* [What you have to do]: In the data that follows, count the lines in which the word "зоны" occurs, and report that figure alone.

* [Listed entries]:
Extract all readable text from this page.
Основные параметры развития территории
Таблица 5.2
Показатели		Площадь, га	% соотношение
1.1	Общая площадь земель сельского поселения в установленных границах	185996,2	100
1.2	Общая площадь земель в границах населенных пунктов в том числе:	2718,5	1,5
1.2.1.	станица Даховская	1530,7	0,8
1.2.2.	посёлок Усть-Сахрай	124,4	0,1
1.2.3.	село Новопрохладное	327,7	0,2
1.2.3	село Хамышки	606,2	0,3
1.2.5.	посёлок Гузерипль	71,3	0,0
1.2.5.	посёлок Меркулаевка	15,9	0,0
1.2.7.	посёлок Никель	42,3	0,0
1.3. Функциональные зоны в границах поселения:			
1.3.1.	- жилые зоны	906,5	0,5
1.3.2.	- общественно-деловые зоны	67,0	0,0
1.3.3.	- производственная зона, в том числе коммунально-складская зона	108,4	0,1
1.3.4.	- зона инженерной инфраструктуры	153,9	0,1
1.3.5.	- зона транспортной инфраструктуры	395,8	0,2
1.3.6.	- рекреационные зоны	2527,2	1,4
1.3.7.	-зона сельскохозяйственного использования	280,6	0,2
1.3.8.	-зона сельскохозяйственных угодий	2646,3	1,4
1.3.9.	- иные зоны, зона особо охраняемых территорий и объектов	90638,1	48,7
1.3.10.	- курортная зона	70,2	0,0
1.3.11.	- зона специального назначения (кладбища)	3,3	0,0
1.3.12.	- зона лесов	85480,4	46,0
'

* [Output for this exercise]: 5